:: WHAT YOU NEED TO DO ::
From the records below, pull each line that has "Quantity".

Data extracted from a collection
= = = = =

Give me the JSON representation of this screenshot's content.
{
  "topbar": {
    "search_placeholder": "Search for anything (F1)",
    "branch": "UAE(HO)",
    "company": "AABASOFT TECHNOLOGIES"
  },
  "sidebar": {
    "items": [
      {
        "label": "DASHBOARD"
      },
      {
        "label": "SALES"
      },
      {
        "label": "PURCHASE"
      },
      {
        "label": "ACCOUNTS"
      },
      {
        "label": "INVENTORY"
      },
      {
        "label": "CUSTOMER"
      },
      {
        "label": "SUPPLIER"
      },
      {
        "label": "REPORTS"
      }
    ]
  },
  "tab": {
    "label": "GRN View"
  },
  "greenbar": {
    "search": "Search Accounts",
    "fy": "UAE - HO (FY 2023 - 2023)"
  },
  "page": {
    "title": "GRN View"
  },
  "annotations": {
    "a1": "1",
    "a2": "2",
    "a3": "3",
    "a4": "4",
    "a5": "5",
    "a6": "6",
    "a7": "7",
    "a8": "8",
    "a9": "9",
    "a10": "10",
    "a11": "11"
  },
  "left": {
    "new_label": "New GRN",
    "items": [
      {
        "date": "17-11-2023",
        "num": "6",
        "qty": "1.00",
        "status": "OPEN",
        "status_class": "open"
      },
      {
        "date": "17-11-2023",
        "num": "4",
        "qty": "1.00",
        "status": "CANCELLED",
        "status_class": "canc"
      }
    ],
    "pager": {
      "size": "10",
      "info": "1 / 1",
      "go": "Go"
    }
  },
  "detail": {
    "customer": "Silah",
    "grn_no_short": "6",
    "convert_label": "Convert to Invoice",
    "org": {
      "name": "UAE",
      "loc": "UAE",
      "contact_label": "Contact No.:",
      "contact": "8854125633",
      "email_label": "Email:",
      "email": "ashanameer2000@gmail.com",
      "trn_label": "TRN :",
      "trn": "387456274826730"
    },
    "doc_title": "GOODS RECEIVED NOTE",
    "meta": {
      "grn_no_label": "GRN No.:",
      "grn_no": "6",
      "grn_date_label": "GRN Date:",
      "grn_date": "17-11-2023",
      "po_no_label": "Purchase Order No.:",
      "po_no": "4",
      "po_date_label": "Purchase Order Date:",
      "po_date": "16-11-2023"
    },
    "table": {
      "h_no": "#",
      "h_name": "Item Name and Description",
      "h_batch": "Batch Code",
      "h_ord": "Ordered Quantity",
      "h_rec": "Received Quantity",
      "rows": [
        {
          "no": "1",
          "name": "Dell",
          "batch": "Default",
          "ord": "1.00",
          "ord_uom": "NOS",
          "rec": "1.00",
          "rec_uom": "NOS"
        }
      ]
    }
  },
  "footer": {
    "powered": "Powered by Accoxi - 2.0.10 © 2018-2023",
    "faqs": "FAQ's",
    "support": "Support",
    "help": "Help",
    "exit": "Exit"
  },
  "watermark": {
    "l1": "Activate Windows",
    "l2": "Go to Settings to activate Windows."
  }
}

= = = = =

:: SOLVED EXERCISE ::
      "h_ord": "Ordered Quantity",
      "h_rec": "Received Quantity",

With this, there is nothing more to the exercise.